BEGIN Exercise material
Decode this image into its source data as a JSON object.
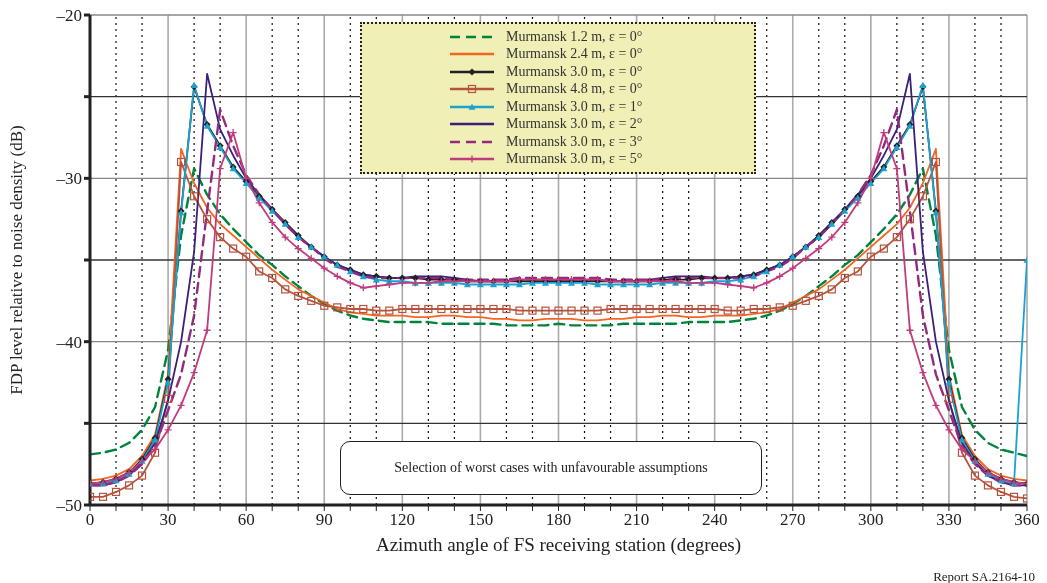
{
  "chart_data": {
    "type": "line",
    "xlabel": "Azimuth angle of FS receiving station (degrees)",
    "ylabel": "FDP level relative to noise density (dB)",
    "annotations": [
      "Selection of worst cases with unfavourable assumptions",
      "Report SA.2164-10"
    ],
    "xlim": [
      0,
      360
    ],
    "ylim": [
      -50,
      -20
    ],
    "xticks": [
      0,
      {
        "value": 10,
        "label": null
      },
      {
        "value": 20,
        "label": null
      },
      30,
      {
        "value": 40,
        "label": null
      },
      {
        "value": 50,
        "label": null
      },
      60,
      {
        "value": 70,
        "label": null
      },
      {
        "value": 80,
        "label": null
      },
      90,
      {
        "value": 100,
        "label": null
      },
      {
        "value": 110,
        "label": null
      },
      120,
      {
        "value": 130,
        "label": null
      },
      {
        "value": 140,
        "label": null
      },
      150,
      {
        "value": 160,
        "label": null
      },
      {
        "value": 170,
        "label": null
      },
      180,
      {
        "value": 190,
        "label": null
      },
      {
        "value": 200,
        "label": null
      },
      210,
      {
        "value": 220,
        "label": null
      },
      {
        "value": 230,
        "label": null
      },
      240,
      {
        "value": 250,
        "label": null
      },
      {
        "value": 260,
        "label": null
      },
      270,
      {
        "value": 280,
        "label": null
      },
      {
        "value": 290,
        "label": null
      },
      300,
      {
        "value": 310,
        "label": null
      },
      {
        "value": 320,
        "label": null
      },
      330,
      {
        "value": 340,
        "label": null
      },
      {
        "value": 350,
        "label": null
      },
      360
    ],
    "yticks": [
      {
        "value": -50,
        "label": "–50"
      },
      {
        "value": -45,
        "label": null
      },
      {
        "value": -40,
        "label": "–40"
      },
      {
        "value": -35,
        "label": null
      },
      {
        "value": -30,
        "label": "–30"
      },
      {
        "value": -25,
        "label": null
      },
      {
        "value": -20,
        "label": "–20"
      }
    ],
    "grid": true,
    "legend": "top",
    "x": [
      0,
      5,
      10,
      15,
      20,
      25,
      30,
      35,
      40,
      45,
      50,
      55,
      60,
      65,
      70,
      75,
      80,
      85,
      90,
      95,
      100,
      105,
      110,
      115,
      120,
      125,
      130,
      135,
      140,
      145,
      150,
      155,
      160,
      165,
      170,
      175,
      180,
      185,
      190,
      195,
      200,
      205,
      210,
      215,
      220,
      225,
      230,
      235,
      240,
      245,
      250,
      255,
      260,
      265,
      270,
      275,
      280,
      285,
      290,
      295,
      300,
      305,
      310,
      315,
      320,
      325,
      330,
      335,
      340,
      345,
      350,
      355,
      360
    ],
    "series": [
      {
        "name": "Murmansk 1.2 m, ε = 0°",
        "color": "#00843d",
        "line_style": "dashed",
        "marker": "none",
        "values": [
          -46.9,
          -46.8,
          -46.6,
          -46.2,
          -45.4,
          -44.0,
          -40.5,
          -33.5,
          -29.4,
          -31.0,
          -32.2,
          -33.1,
          -33.9,
          -34.7,
          -35.3,
          -36.0,
          -36.6,
          -37.2,
          -37.7,
          -38.1,
          -38.4,
          -38.6,
          -38.7,
          -38.8,
          -38.8,
          -38.8,
          -38.8,
          -38.9,
          -38.9,
          -38.9,
          -38.9,
          -38.9,
          -39.0,
          -39.0,
          -39.0,
          -39.0,
          -38.9,
          -39.0,
          -39.0,
          -39.0,
          -39.0,
          -38.9,
          -38.9,
          -38.9,
          -38.9,
          -38.9,
          -38.8,
          -38.8,
          -38.8,
          -38.8,
          -38.7,
          -38.6,
          -38.4,
          -38.1,
          -37.7,
          -37.2,
          -36.6,
          -36.0,
          -35.3,
          -34.7,
          -33.9,
          -33.1,
          -32.2,
          -31.0,
          -29.4,
          -33.5,
          -40.5,
          -44.0,
          -45.4,
          -46.2,
          -46.6,
          -46.8,
          -47.0
        ]
      },
      {
        "name": "Murmansk 2.4 m, ε = 0°",
        "color": "#f26522",
        "line_style": "solid",
        "marker": "none",
        "values": [
          -48.5,
          -48.4,
          -48.2,
          -47.8,
          -47.0,
          -45.7,
          -42.0,
          -28.2,
          -30.3,
          -31.8,
          -32.8,
          -33.5,
          -34.2,
          -34.9,
          -35.6,
          -36.2,
          -36.8,
          -37.2,
          -37.6,
          -38.0,
          -38.2,
          -38.3,
          -38.4,
          -38.4,
          -38.4,
          -38.5,
          -38.5,
          -38.4,
          -38.4,
          -38.5,
          -38.5,
          -38.6,
          -38.6,
          -38.7,
          -38.7,
          -38.6,
          -38.6,
          -38.6,
          -38.7,
          -38.7,
          -38.6,
          -38.6,
          -38.5,
          -38.5,
          -38.4,
          -38.4,
          -38.5,
          -38.5,
          -38.4,
          -38.4,
          -38.4,
          -38.3,
          -38.2,
          -38.0,
          -37.6,
          -37.2,
          -36.8,
          -36.2,
          -35.6,
          -34.9,
          -34.2,
          -33.5,
          -32.8,
          -31.8,
          -30.3,
          -28.2,
          -42.0,
          -45.7,
          -47.0,
          -47.8,
          -48.2,
          -48.4,
          -48.5
        ]
      },
      {
        "name": "Murmansk 3.0 m, ε = 0°",
        "color": "#231f20",
        "line_style": "solid",
        "marker": "diamond",
        "values": [
          -48.7,
          -48.6,
          -48.4,
          -48.0,
          -47.2,
          -45.9,
          -42.3,
          -32.0,
          -24.4,
          -26.7,
          -28.0,
          -29.3,
          -30.2,
          -31.1,
          -31.9,
          -32.7,
          -33.5,
          -34.2,
          -34.8,
          -35.3,
          -35.6,
          -35.9,
          -36.0,
          -36.1,
          -36.1,
          -36.1,
          -36.2,
          -36.2,
          -36.2,
          -36.3,
          -36.3,
          -36.3,
          -36.3,
          -36.3,
          -36.3,
          -36.3,
          -36.3,
          -36.3,
          -36.3,
          -36.3,
          -36.3,
          -36.3,
          -36.3,
          -36.3,
          -36.2,
          -36.2,
          -36.2,
          -36.1,
          -36.1,
          -36.1,
          -36.0,
          -35.9,
          -35.6,
          -35.3,
          -34.8,
          -34.2,
          -33.5,
          -32.7,
          -31.9,
          -31.1,
          -30.2,
          -29.3,
          -28.0,
          -26.7,
          -24.4,
          -32.0,
          -42.3,
          -45.9,
          -47.2,
          -48.0,
          -48.4,
          -48.6,
          -48.7
        ]
      },
      {
        "name": "Murmansk 4.8 m, ε = 0°",
        "color": "#b5533c",
        "line_style": "solid",
        "marker": "square",
        "values": [
          -49.5,
          -49.5,
          -49.2,
          -48.8,
          -48.2,
          -46.8,
          -43.5,
          -29.0,
          -31.1,
          -32.5,
          -33.6,
          -34.3,
          -34.8,
          -35.7,
          -36.1,
          -36.8,
          -37.2,
          -37.5,
          -37.8,
          -37.9,
          -38.0,
          -38.0,
          -38.1,
          -38.1,
          -38.0,
          -38.0,
          -38.0,
          -38.0,
          -38.0,
          -38.0,
          -38.0,
          -38.0,
          -38.0,
          -38.1,
          -38.1,
          -38.1,
          -38.1,
          -38.1,
          -38.1,
          -38.1,
          -38.0,
          -38.0,
          -38.0,
          -38.0,
          -38.0,
          -38.0,
          -38.0,
          -38.0,
          -38.0,
          -38.1,
          -38.1,
          -38.0,
          -38.0,
          -37.9,
          -37.8,
          -37.5,
          -37.2,
          -36.8,
          -36.1,
          -35.7,
          -34.8,
          -34.3,
          -33.6,
          -32.5,
          -31.1,
          -29.0,
          -43.5,
          -46.8,
          -48.2,
          -48.8,
          -49.2,
          -49.5,
          -49.6
        ]
      },
      {
        "name": "Murmansk 3.0 m, ε = 1°",
        "color": "#1ba3d0",
        "line_style": "solid",
        "marker": "triangle",
        "values": [
          -48.7,
          -48.7,
          -48.5,
          -48.1,
          -47.3,
          -46.0,
          -42.5,
          -32.1,
          -24.3,
          -26.8,
          -28.1,
          -29.4,
          -30.3,
          -31.2,
          -32.0,
          -32.8,
          -33.6,
          -34.2,
          -34.8,
          -35.3,
          -35.7,
          -36.0,
          -36.2,
          -36.3,
          -36.3,
          -36.4,
          -36.4,
          -36.4,
          -36.4,
          -36.5,
          -36.5,
          -36.5,
          -36.5,
          -36.5,
          -36.4,
          -36.4,
          -36.4,
          -36.4,
          -36.4,
          -36.5,
          -36.5,
          -36.5,
          -36.5,
          -36.5,
          -36.4,
          -36.4,
          -36.4,
          -36.4,
          -36.3,
          -36.3,
          -36.2,
          -36.0,
          -35.7,
          -35.3,
          -34.8,
          -34.2,
          -33.6,
          -32.8,
          -32.0,
          -31.2,
          -30.3,
          -29.4,
          -28.1,
          -26.8,
          -24.3,
          -32.1,
          -42.5,
          -46.0,
          -47.3,
          -48.1,
          -48.5,
          -48.7,
          -35.0
        ]
      },
      {
        "name": "Murmansk 3.0 m, ε = 2°",
        "color": "#3b1f7a",
        "line_style": "solid",
        "marker": "none",
        "values": [
          -48.8,
          -48.8,
          -48.6,
          -48.2,
          -47.4,
          -46.2,
          -43.6,
          -40.0,
          -34.5,
          -23.6,
          -27.0,
          -28.6,
          -30.0,
          -31.0,
          -31.9,
          -32.8,
          -33.6,
          -34.2,
          -34.8,
          -35.3,
          -35.6,
          -35.9,
          -36.0,
          -36.1,
          -36.1,
          -36.0,
          -36.0,
          -36.0,
          -36.1,
          -36.2,
          -36.3,
          -36.3,
          -36.3,
          -36.2,
          -36.2,
          -36.2,
          -36.2,
          -36.2,
          -36.2,
          -36.2,
          -36.3,
          -36.3,
          -36.3,
          -36.2,
          -36.1,
          -36.0,
          -36.0,
          -36.0,
          -36.1,
          -36.1,
          -36.0,
          -35.9,
          -35.6,
          -35.3,
          -34.8,
          -34.2,
          -33.6,
          -32.8,
          -31.9,
          -31.0,
          -30.0,
          -28.6,
          -27.0,
          -23.6,
          -34.5,
          -40.0,
          -43.6,
          -46.2,
          -47.4,
          -48.2,
          -48.6,
          -48.8,
          -48.8
        ]
      },
      {
        "name": "Murmansk 3.0 m, ε = 3°",
        "color": "#922b7e",
        "line_style": "dashed",
        "marker": "none",
        "values": [
          -48.8,
          -48.8,
          -48.6,
          -48.2,
          -47.5,
          -46.4,
          -44.2,
          -42.0,
          -38.4,
          -32.0,
          -25.8,
          -28.0,
          -29.8,
          -31.0,
          -31.9,
          -32.8,
          -33.6,
          -34.2,
          -34.9,
          -35.4,
          -35.7,
          -36.0,
          -36.1,
          -36.1,
          -36.1,
          -36.1,
          -36.1,
          -36.1,
          -36.2,
          -36.2,
          -36.2,
          -36.2,
          -36.2,
          -36.1,
          -36.1,
          -36.1,
          -36.1,
          -36.1,
          -36.1,
          -36.1,
          -36.2,
          -36.2,
          -36.2,
          -36.2,
          -36.2,
          -36.1,
          -36.1,
          -36.1,
          -36.1,
          -36.1,
          -36.1,
          -36.0,
          -35.7,
          -35.4,
          -34.9,
          -34.2,
          -33.6,
          -32.8,
          -31.9,
          -31.0,
          -29.8,
          -28.0,
          -25.8,
          -32.0,
          -38.4,
          -42.0,
          -44.2,
          -46.4,
          -47.5,
          -48.2,
          -48.6,
          -48.8,
          -48.8
        ]
      },
      {
        "name": "Murmansk 3.0 m, ε = 5°",
        "color": "#c23b7c",
        "line_style": "solid",
        "marker": "cross",
        "values": [
          -48.7,
          -48.6,
          -48.4,
          -48.0,
          -47.3,
          -46.6,
          -45.4,
          -43.9,
          -41.9,
          -39.3,
          -29.4,
          -27.2,
          -30.0,
          -31.5,
          -32.7,
          -33.6,
          -34.3,
          -34.9,
          -35.5,
          -36.0,
          -36.4,
          -36.7,
          -36.6,
          -36.5,
          -36.4,
          -36.4,
          -36.4,
          -36.3,
          -36.3,
          -36.3,
          -36.3,
          -36.3,
          -36.3,
          -36.2,
          -36.2,
          -36.2,
          -36.2,
          -36.2,
          -36.2,
          -36.2,
          -36.3,
          -36.3,
          -36.3,
          -36.3,
          -36.3,
          -36.3,
          -36.4,
          -36.4,
          -36.4,
          -36.5,
          -36.6,
          -36.7,
          -36.4,
          -36.0,
          -35.5,
          -34.9,
          -34.3,
          -33.6,
          -32.7,
          -31.5,
          -30.0,
          -27.2,
          -29.4,
          -39.3,
          -41.9,
          -43.9,
          -45.4,
          -46.6,
          -47.3,
          -48.0,
          -48.4,
          -48.6,
          -48.7
        ]
      }
    ]
  }
}
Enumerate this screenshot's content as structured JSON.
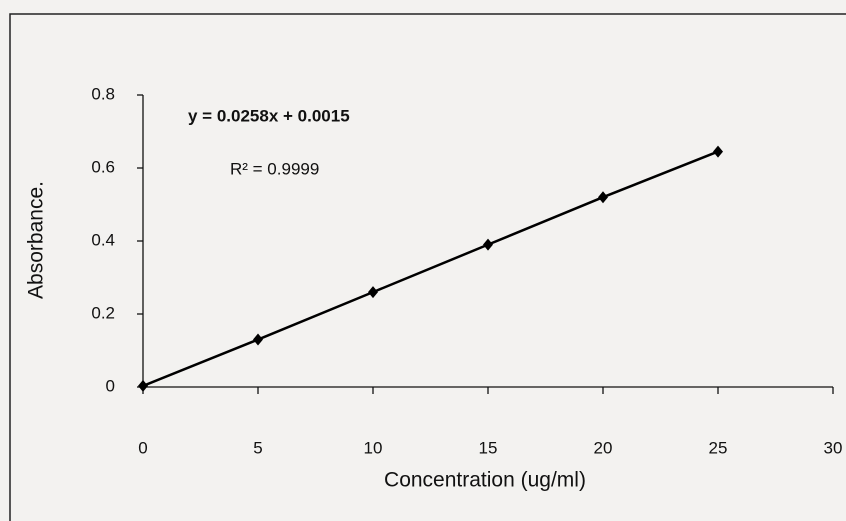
{
  "chart_data": {
    "type": "scatter",
    "x_label": "Concentration (ug/ml)",
    "y_label": "Absorbance.",
    "annotations": [
      "y = 0.0258x + 0.0015",
      "R² = 0.9999"
    ],
    "series": [
      {
        "color": "#000000",
        "x": [
          0,
          5,
          10,
          15,
          20,
          25
        ],
        "values": [
          0.003,
          0.13,
          0.26,
          0.39,
          0.52,
          0.645
        ]
      }
    ],
    "xlim": [
      0,
      30
    ],
    "xticks": [
      0,
      5,
      10,
      15,
      20,
      25,
      30
    ],
    "ylim": [
      0,
      0.8
    ],
    "yticks": [
      0,
      0.2,
      0.4,
      0.6,
      0.8
    ]
  }
}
END Exercise material
Problem statement
Without any pictures, write out the lines running from the one containing "Enumerate this screenshot's" through the end of the listing above, both included, exactly as given.

Task answer
Enumerate this screenshot's content as structured JSON.
{
  "chart_data": {
    "type": "scatter",
    "x_label": "Concentration (ug/ml)",
    "y_label": "Absorbance.",
    "annotations": [
      "y = 0.0258x + 0.0015",
      "R² = 0.9999"
    ],
    "series": [
      {
        "color": "#000000",
        "x": [
          0,
          5,
          10,
          15,
          20,
          25
        ],
        "values": [
          0.003,
          0.13,
          0.26,
          0.39,
          0.52,
          0.645
        ]
      }
    ],
    "xlim": [
      0,
      30
    ],
    "xticks": [
      0,
      5,
      10,
      15,
      20,
      25,
      30
    ],
    "ylim": [
      0,
      0.8
    ],
    "yticks": [
      0,
      0.2,
      0.4,
      0.6,
      0.8
    ]
  }
}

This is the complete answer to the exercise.